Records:
## Begin

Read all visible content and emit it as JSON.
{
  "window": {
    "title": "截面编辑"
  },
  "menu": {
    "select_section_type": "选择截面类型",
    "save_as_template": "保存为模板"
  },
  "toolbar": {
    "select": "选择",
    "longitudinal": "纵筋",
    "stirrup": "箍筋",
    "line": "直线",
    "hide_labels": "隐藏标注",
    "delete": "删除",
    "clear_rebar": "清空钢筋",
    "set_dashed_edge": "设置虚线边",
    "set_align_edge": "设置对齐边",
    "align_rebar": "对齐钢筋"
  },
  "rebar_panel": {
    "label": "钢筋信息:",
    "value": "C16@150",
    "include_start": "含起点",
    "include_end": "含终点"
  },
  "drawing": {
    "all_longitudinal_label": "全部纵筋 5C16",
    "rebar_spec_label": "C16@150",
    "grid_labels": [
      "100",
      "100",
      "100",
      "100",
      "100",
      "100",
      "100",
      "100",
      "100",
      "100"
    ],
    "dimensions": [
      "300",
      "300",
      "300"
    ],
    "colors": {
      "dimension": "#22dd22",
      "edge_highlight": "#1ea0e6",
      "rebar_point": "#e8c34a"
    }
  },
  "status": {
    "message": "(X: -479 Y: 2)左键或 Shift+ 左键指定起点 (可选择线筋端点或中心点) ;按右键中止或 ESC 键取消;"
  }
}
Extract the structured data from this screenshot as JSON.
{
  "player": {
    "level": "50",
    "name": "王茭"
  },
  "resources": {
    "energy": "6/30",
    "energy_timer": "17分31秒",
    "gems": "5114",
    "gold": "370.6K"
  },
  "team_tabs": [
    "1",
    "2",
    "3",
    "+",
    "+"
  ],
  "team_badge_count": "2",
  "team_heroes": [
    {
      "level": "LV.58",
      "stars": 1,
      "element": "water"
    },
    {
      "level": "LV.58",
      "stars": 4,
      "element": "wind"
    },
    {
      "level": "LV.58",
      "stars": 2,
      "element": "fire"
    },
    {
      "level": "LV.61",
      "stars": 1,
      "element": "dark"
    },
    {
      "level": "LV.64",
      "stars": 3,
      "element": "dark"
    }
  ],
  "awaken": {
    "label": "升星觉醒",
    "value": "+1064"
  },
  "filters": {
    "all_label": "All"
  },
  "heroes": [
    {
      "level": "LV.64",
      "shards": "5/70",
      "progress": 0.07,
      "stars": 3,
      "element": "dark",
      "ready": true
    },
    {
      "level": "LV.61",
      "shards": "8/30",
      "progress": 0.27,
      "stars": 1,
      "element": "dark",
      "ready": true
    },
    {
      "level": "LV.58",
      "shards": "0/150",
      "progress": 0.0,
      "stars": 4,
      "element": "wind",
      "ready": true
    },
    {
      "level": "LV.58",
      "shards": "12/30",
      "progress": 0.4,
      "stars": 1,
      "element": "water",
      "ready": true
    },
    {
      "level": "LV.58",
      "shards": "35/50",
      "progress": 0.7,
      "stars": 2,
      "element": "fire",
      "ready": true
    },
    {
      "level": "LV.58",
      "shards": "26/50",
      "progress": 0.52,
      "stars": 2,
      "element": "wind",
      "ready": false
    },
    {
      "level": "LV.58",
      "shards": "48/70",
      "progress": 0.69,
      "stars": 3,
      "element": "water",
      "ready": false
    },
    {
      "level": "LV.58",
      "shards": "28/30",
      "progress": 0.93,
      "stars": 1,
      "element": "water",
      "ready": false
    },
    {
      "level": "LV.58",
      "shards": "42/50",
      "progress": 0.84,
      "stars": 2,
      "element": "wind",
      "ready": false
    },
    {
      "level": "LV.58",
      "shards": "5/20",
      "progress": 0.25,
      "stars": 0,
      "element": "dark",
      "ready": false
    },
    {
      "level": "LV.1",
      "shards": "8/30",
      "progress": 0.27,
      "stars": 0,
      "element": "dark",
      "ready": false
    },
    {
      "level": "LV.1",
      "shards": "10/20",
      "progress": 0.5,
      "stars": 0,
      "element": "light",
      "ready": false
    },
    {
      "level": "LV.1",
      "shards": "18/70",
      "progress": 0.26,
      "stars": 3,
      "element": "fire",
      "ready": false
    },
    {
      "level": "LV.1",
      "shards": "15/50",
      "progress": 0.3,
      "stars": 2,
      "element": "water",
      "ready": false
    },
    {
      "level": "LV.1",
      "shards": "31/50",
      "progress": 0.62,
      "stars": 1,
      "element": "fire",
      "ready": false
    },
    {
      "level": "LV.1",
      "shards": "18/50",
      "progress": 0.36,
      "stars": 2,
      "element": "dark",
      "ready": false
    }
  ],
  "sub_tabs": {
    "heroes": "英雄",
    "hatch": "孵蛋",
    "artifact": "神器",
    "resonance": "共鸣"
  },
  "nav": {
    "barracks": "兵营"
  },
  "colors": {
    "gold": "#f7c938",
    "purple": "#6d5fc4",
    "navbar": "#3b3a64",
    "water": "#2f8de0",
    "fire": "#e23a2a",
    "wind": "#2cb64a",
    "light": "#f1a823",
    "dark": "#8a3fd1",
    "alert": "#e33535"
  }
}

## End

=== WHAT YOU HAVE TO DO ===
Write an exact transcription of every entry above.

=== FINAL RESULT ===
Read all visible content and emit it as JSON.
{
  "window": {
    "title": "截面编辑"
  },
  "menu": {
    "select_section_type": "选择截面类型",
    "save_as_template": "保存为模板"
  },
  "toolbar": {
    "select": "选择",
    "longitudinal": "纵筋",
    "stirrup": "箍筋",
    "line": "直线",
    "hide_labels": "隐藏标注",
    "delete": "删除",
    "clear_rebar": "清空钢筋",
    "set_dashed_edge": "设置虚线边",
    "set_align_edge": "设置对齐边",
    "align_rebar": "对齐钢筋"
  },
  "rebar_panel": {
    "label": "钢筋信息:",
    "value": "C16@150",
    "include_start": "含起点",
    "include_end": "含终点"
  },
  "drawing": {
    "all_longitudinal_label": "全部纵筋 5C16",
    "rebar_spec_label": "C16@150",
    "grid_labels": [
      "100",
      "100",
      "100",
      "100",
      "100",
      "100",
      "100",
      "100",
      "100",
      "100"
    ],
    "dimensions": [
      "300",
      "300",
      "300"
    ],
    "colors": {
      "dimension": "#22dd22",
      "edge_highlight": "#1ea0e6",
      "rebar_point": "#e8c34a"
    }
  },
  "status": {
    "message": "(X: -479 Y: 2)左键或 Shift+ 左键指定起点 (可选择线筋端点或中心点) ;按右键中止或 ESC 键取消;"
  }
}
Extract the structured data from this screenshot as JSON.
{
  "player": {
    "level": "50",
    "name": "王茭"
  },
  "resources": {
    "energy": "6/30",
    "energy_timer": "17分31秒",
    "gems": "5114",
    "gold": "370.6K"
  },
  "team_tabs": [
    "1",
    "2",
    "3",
    "+",
    "+"
  ],
  "team_badge_count": "2",
  "team_heroes": [
    {
      "level": "LV.58",
      "stars": 1,
      "element": "water"
    },
    {
      "level": "LV.58",
      "stars": 4,
      "element": "wind"
    },
    {
      "level": "LV.58",
      "stars": 2,
      "element": "fire"
    },
    {
      "level": "LV.61",
      "stars": 1,
      "element": "dark"
    },
    {
      "level": "LV.64",
      "stars": 3,
      "element": "dark"
    }
  ],
  "awaken": {
    "label": "升星觉醒",
    "value": "+1064"
  },
  "filters": {
    "all_label": "All"
  },
  "heroes": [
    {
      "level": "LV.64",
      "shards": "5/70",
      "progress": 0.07,
      "stars": 3,
      "element": "dark",
      "ready": true
    },
    {
      "level": "LV.61",
      "shards": "8/30",
      "progress": 0.27,
      "stars": 1,
      "element": "dark",
      "ready": true
    },
    {
      "level": "LV.58",
      "shards": "0/150",
      "progress": 0.0,
      "stars": 4,
      "element": "wind",
      "ready": true
    },
    {
      "level": "LV.58",
      "shards": "12/30",
      "progress": 0.4,
      "stars": 1,
      "element": "water",
      "ready": true
    },
    {
      "level": "LV.58",
      "shards": "35/50",
      "progress": 0.7,
      "stars": 2,
      "element": "fire",
      "ready": true
    },
    {
      "level": "LV.58",
      "shards": "26/50",
      "progress": 0.52,
      "stars": 2,
      "element": "wind",
      "ready": false
    },
    {
      "level": "LV.58",
      "shards": "48/70",
      "progress": 0.69,
      "stars": 3,
      "element": "water",
      "ready": false
    },
    {
      "level": "LV.58",
      "shards": "28/30",
      "progress": 0.93,
      "stars": 1,
      "element": "water",
      "ready": false
    },
    {
      "level": "LV.58",
      "shards": "42/50",
      "progress": 0.84,
      "stars": 2,
      "element": "wind",
      "ready": false
    },
    {
      "level": "LV.58",
      "shards": "5/20",
      "progress": 0.25,
      "stars": 0,
      "element": "dark",
      "ready": false
    },
    {
      "level": "LV.1",
      "shards": "8/30",
      "progress": 0.27,
      "stars": 0,
      "element": "dark",
      "ready": false
    },
    {
      "level": "LV.1",
      "shards": "10/20",
      "progress": 0.5,
      "stars": 0,
      "element": "light",
      "ready": false
    },
    {
      "level": "LV.1",
      "shards": "18/70",
      "progress": 0.26,
      "stars": 3,
      "element": "fire",
      "ready": false
    },
    {
      "level": "LV.1",
      "shards": "15/50",
      "progress": 0.3,
      "stars": 2,
      "element": "water",
      "ready": false
    },
    {
      "level": "LV.1",
      "shards": "31/50",
      "progress": 0.62,
      "stars": 1,
      "element": "fire",
      "ready": false
    },
    {
      "level": "LV.1",
      "shards": "18/50",
      "progress": 0.36,
      "stars": 2,
      "element": "dark",
      "ready": false
    }
  ],
  "sub_tabs": {
    "heroes": "英雄",
    "hatch": "孵蛋",
    "artifact": "神器",
    "resonance": "共鸣"
  },
  "nav": {
    "barracks": "兵营"
  },
  "colors": {
    "gold": "#f7c938",
    "purple": "#6d5fc4",
    "navbar": "#3b3a64",
    "water": "#2f8de0",
    "fire": "#e23a2a",
    "wind": "#2cb64a",
    "light": "#f1a823",
    "dark": "#8a3fd1",
    "alert": "#e33535"
  }
}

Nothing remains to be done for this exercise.